* Start Exercise inputs *

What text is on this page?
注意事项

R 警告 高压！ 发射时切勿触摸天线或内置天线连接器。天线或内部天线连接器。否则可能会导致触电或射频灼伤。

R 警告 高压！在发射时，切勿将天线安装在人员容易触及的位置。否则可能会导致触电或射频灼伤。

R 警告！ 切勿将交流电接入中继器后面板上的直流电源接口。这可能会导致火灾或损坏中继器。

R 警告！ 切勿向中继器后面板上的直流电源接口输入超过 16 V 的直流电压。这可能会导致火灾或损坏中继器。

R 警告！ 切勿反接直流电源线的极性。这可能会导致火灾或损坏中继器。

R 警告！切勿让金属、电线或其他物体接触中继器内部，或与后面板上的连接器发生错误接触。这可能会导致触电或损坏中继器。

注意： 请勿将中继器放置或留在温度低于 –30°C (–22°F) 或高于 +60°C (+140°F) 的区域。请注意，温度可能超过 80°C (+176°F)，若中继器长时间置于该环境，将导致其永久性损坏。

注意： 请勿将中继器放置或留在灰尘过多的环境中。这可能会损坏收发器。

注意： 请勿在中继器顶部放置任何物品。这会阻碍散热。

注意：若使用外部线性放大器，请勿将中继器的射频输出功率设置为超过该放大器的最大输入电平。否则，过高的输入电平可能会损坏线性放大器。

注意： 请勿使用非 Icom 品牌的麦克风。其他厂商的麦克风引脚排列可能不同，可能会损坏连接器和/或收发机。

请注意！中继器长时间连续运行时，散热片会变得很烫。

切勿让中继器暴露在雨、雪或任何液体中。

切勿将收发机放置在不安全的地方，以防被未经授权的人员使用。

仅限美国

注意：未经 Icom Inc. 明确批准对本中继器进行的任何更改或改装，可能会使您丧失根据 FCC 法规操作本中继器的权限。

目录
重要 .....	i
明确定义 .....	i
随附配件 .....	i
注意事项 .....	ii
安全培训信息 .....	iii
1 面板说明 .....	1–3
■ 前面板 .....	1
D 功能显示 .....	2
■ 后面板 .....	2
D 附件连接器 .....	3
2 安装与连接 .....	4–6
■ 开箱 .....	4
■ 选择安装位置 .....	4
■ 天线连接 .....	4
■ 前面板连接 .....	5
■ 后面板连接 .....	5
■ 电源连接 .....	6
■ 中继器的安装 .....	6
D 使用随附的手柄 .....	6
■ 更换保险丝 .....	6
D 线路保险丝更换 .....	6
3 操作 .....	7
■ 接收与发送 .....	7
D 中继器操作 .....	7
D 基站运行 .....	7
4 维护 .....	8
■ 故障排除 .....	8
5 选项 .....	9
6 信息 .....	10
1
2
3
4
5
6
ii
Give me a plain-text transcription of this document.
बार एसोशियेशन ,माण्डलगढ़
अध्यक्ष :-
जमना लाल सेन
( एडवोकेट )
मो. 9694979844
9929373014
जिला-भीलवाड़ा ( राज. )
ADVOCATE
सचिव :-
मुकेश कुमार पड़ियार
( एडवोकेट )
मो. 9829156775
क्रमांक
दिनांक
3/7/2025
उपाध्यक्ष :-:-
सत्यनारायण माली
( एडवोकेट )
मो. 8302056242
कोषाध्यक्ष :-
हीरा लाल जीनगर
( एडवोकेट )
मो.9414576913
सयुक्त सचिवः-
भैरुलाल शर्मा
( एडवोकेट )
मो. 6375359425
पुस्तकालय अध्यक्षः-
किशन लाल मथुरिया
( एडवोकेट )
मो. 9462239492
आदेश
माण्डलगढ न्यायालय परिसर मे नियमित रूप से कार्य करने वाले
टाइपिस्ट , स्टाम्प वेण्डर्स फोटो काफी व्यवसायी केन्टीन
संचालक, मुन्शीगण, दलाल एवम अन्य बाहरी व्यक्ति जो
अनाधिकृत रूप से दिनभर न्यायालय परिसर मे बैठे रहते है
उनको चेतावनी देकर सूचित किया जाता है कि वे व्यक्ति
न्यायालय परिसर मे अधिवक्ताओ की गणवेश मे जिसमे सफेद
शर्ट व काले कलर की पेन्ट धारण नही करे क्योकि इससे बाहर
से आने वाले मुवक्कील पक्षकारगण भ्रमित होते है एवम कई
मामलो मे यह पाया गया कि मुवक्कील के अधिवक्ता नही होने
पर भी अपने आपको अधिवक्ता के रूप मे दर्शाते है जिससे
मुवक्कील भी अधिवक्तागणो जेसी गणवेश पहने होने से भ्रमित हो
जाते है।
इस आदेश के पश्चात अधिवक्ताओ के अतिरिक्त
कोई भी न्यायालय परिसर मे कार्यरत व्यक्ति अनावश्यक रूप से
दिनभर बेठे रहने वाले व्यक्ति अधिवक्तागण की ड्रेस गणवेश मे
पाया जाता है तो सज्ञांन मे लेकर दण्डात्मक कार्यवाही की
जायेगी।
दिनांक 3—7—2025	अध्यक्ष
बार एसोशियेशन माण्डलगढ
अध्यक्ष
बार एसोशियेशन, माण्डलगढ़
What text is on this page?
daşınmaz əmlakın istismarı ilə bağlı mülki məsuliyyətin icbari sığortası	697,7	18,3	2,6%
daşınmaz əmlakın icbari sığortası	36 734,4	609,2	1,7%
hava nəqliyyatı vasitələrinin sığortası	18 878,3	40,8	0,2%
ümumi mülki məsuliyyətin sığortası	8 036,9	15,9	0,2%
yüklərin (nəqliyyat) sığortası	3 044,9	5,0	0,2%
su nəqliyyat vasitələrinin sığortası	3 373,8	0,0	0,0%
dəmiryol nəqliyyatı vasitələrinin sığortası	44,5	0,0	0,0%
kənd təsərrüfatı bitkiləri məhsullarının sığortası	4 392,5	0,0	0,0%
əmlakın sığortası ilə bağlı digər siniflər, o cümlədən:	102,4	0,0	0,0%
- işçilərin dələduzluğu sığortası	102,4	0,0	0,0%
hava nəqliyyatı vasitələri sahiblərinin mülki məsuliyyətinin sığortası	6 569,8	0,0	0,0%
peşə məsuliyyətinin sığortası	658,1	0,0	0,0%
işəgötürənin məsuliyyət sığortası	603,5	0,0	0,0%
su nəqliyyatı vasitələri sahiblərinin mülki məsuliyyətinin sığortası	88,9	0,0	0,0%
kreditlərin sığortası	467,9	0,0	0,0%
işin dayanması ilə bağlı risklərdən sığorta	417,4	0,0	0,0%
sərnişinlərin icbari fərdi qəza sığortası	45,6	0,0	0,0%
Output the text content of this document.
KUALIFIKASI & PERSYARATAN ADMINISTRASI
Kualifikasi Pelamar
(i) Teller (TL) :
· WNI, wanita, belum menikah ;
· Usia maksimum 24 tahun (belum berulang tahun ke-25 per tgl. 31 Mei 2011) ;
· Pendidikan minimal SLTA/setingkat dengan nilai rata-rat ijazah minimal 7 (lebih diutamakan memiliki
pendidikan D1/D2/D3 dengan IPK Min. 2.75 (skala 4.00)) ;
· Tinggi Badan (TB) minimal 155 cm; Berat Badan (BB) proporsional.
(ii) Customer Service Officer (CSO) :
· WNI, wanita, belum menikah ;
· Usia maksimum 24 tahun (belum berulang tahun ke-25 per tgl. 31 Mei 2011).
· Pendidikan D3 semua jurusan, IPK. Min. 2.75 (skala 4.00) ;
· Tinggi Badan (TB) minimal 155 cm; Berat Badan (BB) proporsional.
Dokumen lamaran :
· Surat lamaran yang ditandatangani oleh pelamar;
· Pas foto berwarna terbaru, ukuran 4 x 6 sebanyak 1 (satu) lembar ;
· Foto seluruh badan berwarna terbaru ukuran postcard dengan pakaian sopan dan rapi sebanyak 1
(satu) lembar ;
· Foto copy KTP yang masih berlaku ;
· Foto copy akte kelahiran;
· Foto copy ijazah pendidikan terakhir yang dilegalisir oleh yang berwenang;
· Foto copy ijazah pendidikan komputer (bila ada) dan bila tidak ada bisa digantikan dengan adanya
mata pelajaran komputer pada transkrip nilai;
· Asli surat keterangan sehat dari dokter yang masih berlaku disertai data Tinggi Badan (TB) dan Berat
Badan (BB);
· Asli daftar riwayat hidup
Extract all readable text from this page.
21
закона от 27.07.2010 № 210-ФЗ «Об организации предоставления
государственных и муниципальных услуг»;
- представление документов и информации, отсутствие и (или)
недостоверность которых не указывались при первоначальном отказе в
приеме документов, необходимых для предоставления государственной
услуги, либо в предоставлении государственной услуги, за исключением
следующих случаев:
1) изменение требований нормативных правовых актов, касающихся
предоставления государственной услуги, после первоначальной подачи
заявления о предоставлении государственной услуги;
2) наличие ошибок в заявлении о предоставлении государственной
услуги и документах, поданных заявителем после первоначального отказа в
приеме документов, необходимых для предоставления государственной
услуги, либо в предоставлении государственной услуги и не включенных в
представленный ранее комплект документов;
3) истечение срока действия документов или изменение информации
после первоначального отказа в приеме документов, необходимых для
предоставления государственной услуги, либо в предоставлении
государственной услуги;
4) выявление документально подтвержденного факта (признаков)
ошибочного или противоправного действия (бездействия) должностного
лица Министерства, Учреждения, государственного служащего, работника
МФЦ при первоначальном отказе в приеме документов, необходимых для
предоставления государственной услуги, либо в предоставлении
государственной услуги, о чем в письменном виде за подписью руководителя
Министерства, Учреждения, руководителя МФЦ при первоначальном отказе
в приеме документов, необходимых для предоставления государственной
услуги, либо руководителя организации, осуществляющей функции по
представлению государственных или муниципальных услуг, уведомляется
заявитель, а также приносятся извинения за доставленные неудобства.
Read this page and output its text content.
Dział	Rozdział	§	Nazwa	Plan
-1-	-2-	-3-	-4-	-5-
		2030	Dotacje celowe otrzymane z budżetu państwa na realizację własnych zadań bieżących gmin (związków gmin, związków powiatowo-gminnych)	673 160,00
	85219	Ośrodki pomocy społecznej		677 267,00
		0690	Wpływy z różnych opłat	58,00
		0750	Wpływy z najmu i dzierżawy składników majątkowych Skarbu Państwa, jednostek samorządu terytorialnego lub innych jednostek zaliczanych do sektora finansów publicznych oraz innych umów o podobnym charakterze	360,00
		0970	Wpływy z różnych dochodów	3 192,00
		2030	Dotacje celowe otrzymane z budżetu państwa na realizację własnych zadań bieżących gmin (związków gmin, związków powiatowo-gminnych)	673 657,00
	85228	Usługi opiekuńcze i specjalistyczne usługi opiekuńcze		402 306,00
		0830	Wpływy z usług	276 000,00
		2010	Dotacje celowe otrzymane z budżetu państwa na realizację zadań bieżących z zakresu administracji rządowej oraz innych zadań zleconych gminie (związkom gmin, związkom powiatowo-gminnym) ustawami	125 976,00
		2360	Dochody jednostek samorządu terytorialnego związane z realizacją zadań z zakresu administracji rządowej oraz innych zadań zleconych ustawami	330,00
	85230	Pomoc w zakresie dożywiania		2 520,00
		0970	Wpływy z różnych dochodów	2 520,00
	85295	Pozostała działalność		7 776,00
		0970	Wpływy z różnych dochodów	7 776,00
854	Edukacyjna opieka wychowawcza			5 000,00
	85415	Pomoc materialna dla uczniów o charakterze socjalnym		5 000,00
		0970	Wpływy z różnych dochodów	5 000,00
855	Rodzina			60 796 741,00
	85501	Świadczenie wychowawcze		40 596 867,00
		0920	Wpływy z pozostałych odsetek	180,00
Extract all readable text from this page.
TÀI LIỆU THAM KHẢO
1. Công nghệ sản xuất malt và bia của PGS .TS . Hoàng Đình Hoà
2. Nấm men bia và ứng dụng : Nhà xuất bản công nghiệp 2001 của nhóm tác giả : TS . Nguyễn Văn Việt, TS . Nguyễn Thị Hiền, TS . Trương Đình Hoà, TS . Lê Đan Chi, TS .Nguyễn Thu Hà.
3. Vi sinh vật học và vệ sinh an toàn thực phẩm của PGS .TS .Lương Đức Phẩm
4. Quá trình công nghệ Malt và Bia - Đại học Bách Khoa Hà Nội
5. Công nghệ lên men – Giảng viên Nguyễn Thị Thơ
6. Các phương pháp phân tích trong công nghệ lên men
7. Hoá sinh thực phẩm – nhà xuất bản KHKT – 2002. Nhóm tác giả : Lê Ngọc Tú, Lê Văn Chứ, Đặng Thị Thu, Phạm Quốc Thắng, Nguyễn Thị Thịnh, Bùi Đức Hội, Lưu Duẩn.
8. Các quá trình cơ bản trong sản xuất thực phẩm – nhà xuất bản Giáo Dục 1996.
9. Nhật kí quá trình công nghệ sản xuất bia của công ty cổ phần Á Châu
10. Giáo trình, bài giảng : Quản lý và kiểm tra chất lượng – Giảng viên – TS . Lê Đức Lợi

* End Exercise inputs *

Aim> Using the listing above, list every line in which the string "डलगढ" occurs.

Correct output>
बार एसोशियेशन ,माण्डलगढ़
माण्डलगढ न्यायालय परिसर मे नियमित रूप से कार्य करने वाले
बार एसोशियेशन माण्डलगढ
बार एसोशियेशन, माण्डलगढ़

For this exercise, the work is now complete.